WORK ITEM: Keyword search on "have": report each line of the records that contains it.

DATA SECTION:
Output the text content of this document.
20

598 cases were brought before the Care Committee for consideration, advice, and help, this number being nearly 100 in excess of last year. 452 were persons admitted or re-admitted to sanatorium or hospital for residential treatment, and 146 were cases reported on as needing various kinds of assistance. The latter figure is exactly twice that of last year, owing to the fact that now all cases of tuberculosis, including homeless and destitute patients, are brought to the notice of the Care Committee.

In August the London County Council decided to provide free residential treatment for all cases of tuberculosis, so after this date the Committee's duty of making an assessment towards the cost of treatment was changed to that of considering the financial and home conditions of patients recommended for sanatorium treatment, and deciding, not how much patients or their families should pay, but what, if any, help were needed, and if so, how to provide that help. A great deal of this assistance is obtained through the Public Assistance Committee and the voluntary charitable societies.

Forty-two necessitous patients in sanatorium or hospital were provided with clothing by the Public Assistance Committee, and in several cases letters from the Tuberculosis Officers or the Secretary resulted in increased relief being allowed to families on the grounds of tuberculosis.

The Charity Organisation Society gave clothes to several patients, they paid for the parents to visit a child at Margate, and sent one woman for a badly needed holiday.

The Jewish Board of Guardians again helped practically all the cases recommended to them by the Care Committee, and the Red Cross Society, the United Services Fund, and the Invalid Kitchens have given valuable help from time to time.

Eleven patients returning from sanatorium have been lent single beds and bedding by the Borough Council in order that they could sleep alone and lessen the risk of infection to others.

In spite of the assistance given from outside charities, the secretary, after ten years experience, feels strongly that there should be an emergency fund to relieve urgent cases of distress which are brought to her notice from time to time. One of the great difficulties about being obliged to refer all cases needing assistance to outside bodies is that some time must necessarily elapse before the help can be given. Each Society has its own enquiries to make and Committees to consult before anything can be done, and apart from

SOLUTION FOR THIS PROBLEM:
The Jewish Board of Guardians again helped practically all the cases recommended to them by the Care Committee, and the Red Cross Society, the United Services Fund, and the Invalid Kitchens have given valuable help from time to time.
Eleven patients returning from sanatorium have been lent single beds and bedding by the Borough Council in order that they could sleep alone and lessen the risk of infection to others.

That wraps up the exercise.